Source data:
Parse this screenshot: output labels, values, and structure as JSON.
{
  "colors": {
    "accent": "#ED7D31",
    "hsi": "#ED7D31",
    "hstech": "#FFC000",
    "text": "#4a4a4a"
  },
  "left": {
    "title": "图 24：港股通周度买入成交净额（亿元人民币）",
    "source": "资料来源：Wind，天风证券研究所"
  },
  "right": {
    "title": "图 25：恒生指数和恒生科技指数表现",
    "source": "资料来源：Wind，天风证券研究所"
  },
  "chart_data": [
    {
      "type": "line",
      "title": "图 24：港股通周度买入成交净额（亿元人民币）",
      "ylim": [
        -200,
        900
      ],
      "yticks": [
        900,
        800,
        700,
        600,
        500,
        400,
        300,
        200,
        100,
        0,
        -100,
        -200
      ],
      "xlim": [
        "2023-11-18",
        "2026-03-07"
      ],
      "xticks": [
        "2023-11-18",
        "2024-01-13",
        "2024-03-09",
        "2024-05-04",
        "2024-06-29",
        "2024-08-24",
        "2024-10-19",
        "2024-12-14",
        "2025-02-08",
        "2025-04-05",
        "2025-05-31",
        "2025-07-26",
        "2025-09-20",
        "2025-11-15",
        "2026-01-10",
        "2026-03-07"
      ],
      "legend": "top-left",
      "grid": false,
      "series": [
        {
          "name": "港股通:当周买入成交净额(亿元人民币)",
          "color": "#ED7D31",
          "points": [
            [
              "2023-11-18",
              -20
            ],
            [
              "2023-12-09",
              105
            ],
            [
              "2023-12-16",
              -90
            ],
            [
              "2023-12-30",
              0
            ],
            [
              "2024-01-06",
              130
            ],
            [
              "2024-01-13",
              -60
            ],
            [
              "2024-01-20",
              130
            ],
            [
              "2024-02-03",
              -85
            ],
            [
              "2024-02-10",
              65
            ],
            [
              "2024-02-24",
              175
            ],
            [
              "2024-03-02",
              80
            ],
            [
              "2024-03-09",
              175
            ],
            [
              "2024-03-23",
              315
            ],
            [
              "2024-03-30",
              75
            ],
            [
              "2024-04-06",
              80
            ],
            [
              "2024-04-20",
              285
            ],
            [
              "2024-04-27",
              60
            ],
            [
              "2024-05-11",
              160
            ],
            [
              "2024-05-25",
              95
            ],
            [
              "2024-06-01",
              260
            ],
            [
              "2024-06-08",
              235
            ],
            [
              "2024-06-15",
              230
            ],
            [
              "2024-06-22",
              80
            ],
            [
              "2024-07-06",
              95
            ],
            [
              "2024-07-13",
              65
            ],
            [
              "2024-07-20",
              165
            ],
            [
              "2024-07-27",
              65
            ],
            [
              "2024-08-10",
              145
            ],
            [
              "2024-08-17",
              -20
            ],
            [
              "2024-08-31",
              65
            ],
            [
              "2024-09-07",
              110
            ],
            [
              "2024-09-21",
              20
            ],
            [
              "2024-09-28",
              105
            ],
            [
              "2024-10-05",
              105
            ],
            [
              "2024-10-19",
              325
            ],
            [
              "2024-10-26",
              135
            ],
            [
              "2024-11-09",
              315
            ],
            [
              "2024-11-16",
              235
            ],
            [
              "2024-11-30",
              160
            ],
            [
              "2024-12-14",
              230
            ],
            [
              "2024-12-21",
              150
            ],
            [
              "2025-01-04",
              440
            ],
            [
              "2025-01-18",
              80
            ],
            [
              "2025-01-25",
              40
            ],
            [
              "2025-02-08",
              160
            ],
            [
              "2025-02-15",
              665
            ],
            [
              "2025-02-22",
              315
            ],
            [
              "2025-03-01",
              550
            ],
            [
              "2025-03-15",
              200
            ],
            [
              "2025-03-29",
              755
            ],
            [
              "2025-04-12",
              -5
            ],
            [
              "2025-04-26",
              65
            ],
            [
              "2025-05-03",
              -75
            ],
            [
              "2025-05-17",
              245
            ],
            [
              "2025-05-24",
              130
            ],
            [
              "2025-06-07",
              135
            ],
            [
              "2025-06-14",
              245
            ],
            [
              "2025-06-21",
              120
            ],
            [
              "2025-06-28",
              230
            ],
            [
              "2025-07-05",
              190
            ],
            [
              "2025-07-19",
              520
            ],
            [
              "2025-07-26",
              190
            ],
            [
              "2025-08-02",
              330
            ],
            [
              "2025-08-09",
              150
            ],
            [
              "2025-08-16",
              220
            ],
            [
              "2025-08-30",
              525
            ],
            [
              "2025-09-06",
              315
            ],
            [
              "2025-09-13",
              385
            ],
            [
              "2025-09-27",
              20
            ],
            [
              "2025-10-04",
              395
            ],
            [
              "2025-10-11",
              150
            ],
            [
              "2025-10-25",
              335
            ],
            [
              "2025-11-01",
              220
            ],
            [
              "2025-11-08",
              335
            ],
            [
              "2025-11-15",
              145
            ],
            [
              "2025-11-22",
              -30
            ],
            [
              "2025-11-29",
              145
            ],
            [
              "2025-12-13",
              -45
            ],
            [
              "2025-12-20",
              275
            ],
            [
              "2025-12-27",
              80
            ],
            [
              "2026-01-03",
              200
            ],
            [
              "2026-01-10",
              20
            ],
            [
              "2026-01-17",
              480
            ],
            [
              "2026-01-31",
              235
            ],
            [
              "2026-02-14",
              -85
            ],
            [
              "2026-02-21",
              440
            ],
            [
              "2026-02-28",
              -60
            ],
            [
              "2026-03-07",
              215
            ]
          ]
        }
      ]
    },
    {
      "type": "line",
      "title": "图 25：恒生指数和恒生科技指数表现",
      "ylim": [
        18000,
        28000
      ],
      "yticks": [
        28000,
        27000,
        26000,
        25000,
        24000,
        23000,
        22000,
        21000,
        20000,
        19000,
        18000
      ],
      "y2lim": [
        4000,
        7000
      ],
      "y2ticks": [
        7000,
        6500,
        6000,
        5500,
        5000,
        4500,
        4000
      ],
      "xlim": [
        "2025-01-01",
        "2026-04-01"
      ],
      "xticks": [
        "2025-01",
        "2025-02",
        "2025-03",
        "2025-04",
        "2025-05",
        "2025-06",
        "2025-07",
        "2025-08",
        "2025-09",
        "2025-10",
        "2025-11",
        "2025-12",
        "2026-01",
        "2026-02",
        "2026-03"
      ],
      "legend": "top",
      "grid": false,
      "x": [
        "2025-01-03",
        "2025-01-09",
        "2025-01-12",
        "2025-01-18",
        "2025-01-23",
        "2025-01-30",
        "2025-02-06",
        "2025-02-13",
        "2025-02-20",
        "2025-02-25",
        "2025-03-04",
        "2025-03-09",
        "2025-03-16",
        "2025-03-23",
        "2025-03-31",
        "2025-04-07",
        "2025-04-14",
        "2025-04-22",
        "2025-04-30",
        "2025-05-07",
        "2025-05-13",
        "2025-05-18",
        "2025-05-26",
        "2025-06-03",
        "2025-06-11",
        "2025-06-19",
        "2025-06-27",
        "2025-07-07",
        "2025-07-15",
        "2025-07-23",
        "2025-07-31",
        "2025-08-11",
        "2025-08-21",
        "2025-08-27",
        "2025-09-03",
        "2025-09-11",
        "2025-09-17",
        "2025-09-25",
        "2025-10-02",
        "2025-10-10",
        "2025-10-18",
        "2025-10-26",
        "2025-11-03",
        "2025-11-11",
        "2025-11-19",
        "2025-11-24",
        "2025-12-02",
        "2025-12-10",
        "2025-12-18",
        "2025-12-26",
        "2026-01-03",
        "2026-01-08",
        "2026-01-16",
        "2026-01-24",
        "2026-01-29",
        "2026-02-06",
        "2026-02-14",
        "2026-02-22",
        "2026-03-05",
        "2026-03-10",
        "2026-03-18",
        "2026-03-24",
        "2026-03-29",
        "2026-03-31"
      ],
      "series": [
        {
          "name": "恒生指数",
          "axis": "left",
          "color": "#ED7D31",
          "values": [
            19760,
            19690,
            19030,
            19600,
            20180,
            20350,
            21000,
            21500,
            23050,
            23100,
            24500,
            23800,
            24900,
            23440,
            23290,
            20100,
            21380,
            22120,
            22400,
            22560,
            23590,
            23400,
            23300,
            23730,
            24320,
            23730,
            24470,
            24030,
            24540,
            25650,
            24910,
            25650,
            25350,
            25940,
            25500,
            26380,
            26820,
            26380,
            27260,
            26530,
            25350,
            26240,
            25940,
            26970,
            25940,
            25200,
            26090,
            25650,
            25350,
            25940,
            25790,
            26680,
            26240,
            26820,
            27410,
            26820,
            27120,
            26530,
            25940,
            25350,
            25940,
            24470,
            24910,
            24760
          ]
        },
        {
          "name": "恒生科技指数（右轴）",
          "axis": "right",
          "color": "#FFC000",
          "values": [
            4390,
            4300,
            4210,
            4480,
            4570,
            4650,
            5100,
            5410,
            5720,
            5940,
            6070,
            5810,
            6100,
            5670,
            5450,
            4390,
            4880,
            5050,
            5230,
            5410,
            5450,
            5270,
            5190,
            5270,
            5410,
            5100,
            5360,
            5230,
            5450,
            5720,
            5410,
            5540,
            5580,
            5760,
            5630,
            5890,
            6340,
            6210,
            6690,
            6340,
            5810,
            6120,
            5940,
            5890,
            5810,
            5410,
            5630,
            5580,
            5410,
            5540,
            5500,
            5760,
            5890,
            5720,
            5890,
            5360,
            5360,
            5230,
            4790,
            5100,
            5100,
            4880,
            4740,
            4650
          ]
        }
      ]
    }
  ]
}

= Given instruction =
Where a line in the material above holds "name", copy that line.

= Task solution =
          "name": "港股通:当周买入成交净额(亿元人民币)",
          "name": "恒生指数",
          "name": "恒生科技指数（右轴）",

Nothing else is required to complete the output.